» **Exercise description**:
From the records below, copy out each line that has the word "lesiones".

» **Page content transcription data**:
== Segment start ==

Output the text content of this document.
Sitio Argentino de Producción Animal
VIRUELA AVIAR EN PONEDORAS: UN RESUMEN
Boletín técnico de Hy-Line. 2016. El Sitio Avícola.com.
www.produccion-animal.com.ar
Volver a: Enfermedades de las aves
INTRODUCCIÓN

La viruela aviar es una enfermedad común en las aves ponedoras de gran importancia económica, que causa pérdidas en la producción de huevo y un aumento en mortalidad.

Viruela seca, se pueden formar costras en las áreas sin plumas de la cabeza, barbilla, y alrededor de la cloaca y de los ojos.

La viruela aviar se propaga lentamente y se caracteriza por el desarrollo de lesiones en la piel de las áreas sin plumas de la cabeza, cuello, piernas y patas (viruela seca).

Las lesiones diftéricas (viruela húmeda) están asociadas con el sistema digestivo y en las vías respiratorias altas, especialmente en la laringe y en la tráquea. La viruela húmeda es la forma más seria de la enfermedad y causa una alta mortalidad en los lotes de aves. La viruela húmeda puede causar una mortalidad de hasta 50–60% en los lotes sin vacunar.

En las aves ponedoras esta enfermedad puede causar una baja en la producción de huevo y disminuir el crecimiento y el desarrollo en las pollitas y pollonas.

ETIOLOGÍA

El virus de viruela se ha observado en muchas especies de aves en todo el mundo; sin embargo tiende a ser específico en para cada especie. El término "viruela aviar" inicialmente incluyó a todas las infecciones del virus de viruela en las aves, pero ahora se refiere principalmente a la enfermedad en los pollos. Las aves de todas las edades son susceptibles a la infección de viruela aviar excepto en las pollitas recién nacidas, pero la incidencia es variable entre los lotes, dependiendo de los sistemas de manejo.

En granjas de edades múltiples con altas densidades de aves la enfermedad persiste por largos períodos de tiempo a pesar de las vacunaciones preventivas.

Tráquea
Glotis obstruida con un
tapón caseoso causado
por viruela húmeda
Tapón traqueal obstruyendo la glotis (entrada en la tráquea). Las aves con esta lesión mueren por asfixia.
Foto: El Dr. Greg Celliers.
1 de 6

== Segment end ==

» **Answer below**:
La viruela aviar se propaga lentamente y se caracteriza por el desarrollo de lesiones en la piel de las áreas sin plumas de la cabeza, cuello, piernas y patas (viruela seca).
Las lesiones diftéricas (viruela húmeda) están asociadas con el sistema digestivo y en las vías respiratorias altas, especialmente en la laringe y en la tráquea. La viruela húmeda es la forma más seria de la enfermedad y causa una alta mortalidad en los lotes de aves. La viruela húmeda puede causar una mortalidad de hasta 50–60% en los lotes sin vacunar.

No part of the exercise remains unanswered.